• _DATASET_:
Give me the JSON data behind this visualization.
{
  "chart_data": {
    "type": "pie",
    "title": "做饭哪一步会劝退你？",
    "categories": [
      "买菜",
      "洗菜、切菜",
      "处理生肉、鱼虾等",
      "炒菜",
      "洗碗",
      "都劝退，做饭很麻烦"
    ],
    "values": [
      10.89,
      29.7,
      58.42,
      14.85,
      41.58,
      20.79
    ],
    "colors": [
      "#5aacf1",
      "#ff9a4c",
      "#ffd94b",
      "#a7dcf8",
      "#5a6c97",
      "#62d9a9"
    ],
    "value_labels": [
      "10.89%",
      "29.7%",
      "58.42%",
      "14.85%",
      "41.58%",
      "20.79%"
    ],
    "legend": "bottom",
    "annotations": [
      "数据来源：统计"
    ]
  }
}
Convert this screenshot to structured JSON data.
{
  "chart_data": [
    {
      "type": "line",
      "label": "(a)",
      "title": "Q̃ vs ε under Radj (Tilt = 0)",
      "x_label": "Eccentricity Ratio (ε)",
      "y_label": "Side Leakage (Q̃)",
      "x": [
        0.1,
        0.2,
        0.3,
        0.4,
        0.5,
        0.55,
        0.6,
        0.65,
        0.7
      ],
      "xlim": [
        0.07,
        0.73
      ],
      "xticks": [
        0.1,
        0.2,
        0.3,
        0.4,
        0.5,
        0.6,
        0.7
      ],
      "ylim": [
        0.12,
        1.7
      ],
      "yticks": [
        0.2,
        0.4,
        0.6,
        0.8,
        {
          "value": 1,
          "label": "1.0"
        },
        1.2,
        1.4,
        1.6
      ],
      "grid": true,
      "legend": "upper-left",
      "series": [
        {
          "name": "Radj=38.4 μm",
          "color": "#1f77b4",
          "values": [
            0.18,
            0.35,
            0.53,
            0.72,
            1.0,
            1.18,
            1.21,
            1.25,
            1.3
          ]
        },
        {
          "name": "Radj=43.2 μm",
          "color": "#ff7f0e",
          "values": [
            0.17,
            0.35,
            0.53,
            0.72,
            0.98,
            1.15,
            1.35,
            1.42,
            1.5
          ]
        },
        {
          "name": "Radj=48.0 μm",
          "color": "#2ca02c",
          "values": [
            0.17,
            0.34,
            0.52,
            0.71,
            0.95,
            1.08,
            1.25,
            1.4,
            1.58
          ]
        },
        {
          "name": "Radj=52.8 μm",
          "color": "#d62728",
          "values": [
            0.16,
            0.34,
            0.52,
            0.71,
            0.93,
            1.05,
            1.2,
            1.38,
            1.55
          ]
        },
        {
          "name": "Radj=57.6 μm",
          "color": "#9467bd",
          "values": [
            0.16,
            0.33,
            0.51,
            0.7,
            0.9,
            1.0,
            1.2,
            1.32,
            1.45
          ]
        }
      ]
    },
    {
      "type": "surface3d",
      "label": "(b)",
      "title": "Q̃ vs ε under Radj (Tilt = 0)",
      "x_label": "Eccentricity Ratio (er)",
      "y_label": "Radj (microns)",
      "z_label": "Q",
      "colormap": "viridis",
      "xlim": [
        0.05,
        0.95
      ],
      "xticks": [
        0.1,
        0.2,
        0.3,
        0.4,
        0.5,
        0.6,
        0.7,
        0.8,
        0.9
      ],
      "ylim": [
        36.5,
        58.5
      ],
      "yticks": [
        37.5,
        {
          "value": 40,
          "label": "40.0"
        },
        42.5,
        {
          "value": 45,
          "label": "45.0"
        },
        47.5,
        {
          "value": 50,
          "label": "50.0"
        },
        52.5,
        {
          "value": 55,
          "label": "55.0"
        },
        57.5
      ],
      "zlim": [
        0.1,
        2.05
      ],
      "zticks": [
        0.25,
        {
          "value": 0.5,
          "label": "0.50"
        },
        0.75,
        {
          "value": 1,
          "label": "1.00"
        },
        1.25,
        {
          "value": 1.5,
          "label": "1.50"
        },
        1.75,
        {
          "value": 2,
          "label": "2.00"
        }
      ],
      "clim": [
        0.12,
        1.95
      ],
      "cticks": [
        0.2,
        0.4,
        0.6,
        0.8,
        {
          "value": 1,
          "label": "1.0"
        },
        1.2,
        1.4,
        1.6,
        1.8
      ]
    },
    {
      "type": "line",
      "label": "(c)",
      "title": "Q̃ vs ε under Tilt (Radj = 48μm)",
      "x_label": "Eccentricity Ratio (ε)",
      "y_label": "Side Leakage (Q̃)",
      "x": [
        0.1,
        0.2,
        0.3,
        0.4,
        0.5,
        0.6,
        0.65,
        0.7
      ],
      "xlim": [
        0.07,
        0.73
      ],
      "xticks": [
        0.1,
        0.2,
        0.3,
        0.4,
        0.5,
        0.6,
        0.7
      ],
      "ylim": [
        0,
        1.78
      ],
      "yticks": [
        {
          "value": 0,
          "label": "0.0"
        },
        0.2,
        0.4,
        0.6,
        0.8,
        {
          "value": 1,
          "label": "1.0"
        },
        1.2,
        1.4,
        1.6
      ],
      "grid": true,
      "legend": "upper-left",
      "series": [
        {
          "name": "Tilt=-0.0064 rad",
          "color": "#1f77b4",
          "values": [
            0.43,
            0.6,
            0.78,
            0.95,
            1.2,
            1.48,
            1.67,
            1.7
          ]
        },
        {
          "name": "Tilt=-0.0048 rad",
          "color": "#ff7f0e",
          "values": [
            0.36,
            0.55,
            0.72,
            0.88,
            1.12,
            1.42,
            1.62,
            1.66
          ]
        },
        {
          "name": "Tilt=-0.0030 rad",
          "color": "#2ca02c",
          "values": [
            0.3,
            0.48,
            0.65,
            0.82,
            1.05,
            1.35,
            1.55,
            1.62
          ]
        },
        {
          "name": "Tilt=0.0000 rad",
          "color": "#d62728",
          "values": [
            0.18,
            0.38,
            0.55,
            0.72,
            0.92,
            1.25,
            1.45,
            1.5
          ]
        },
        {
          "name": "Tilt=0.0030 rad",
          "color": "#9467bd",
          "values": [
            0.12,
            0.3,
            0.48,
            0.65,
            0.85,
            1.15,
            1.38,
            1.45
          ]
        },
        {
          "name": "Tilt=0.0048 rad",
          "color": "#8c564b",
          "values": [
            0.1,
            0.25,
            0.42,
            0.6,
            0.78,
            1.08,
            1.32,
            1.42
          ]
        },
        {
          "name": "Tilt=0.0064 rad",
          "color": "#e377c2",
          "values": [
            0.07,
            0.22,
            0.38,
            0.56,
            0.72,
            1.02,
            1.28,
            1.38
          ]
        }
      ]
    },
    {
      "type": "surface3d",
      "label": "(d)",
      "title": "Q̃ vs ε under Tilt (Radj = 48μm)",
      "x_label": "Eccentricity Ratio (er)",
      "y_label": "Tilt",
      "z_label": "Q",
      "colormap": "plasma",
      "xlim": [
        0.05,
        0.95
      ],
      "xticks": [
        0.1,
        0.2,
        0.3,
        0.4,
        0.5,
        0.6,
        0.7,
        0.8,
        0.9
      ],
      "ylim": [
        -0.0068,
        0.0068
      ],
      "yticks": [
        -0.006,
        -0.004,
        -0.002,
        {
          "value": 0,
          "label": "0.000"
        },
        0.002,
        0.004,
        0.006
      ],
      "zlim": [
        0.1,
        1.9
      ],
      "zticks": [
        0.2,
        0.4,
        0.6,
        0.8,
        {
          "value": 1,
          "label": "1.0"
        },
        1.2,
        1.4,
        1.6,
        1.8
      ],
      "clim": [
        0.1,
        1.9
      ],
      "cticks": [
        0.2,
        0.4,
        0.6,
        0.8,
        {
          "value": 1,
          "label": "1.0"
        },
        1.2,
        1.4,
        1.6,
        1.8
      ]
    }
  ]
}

--

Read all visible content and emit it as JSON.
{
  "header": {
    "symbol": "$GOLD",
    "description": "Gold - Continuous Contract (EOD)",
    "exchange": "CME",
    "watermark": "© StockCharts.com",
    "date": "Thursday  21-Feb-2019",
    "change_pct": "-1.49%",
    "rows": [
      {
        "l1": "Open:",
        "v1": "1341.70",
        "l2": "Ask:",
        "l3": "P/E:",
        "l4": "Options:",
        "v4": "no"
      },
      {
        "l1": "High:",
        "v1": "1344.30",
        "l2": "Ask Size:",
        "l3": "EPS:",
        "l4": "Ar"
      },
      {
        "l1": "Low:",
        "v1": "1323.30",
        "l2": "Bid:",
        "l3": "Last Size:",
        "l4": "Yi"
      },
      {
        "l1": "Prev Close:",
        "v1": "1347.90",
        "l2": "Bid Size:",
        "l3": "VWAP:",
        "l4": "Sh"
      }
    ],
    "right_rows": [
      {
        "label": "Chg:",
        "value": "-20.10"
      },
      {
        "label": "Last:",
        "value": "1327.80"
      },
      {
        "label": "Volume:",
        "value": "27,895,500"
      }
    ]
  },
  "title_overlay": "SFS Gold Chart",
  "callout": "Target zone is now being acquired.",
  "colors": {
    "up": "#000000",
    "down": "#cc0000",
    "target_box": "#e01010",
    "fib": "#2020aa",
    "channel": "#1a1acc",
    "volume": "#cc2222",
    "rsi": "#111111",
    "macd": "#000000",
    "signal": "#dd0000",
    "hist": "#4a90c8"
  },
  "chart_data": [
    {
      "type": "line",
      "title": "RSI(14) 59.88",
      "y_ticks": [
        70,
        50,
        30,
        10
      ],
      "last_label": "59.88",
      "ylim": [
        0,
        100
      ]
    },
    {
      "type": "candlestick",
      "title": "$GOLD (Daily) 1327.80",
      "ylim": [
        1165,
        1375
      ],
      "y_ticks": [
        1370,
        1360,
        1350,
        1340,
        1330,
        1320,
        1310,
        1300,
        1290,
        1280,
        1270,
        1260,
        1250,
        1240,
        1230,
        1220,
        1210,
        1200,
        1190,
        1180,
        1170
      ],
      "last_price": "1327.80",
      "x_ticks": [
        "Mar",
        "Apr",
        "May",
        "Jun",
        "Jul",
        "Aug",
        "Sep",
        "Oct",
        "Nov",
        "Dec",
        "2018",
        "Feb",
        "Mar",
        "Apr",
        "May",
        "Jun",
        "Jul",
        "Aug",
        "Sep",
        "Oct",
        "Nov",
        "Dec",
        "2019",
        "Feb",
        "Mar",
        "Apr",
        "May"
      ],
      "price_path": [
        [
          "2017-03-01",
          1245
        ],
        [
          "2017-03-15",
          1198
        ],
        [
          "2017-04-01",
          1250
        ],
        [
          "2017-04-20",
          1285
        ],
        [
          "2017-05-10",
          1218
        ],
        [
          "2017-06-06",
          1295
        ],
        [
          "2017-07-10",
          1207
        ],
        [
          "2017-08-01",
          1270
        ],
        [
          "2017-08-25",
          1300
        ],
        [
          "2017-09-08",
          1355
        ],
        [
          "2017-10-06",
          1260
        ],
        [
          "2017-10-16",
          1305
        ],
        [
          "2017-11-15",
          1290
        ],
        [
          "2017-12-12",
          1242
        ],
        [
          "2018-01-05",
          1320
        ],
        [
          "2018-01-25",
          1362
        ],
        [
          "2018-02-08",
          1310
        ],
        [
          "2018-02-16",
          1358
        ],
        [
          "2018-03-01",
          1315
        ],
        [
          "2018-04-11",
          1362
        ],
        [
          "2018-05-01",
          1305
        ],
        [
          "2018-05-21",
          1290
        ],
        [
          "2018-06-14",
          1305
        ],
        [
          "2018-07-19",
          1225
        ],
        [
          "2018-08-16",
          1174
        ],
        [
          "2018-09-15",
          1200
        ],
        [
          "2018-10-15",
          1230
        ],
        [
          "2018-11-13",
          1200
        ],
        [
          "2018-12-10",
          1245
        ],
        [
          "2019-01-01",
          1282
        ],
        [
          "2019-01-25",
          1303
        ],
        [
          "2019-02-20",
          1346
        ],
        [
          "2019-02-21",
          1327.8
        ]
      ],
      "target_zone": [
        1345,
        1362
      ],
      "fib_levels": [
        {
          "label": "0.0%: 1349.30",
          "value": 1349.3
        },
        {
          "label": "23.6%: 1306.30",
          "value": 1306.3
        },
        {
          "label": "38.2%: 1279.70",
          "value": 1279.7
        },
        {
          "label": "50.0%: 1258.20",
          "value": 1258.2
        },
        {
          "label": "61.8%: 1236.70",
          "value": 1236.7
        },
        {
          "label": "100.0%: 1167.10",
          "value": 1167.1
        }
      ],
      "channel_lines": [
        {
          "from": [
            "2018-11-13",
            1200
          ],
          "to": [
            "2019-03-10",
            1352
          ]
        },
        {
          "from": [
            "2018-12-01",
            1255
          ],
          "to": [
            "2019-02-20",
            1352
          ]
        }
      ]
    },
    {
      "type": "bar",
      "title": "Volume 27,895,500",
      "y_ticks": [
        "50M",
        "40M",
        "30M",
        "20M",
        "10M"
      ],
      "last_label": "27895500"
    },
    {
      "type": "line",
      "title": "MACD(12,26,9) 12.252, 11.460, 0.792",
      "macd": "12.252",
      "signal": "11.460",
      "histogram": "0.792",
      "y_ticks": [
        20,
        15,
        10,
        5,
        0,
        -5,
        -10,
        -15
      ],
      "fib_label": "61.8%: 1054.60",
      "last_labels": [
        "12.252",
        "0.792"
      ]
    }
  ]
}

• _TO BE DONE_:
List all lines in the material containing the string "name".

• _SOLVED EXERCISE_:
          "name": "Radj=38.4 μm",
          "name": "Radj=43.2 μm",
          "name": "Radj=48.0 μm",
          "name": "Radj=52.8 μm",
          "name": "Radj=57.6 μm",
          "name": "Tilt=-0.0064 rad",
          "name": "Tilt=-0.0048 rad",
          "name": "Tilt=-0.0030 rad",
          "name": "Tilt=0.0000 rad",
          "name": "Tilt=0.0030 rad",
          "name": "Tilt=0.0048 rad",
          "name": "Tilt=0.0064 rad",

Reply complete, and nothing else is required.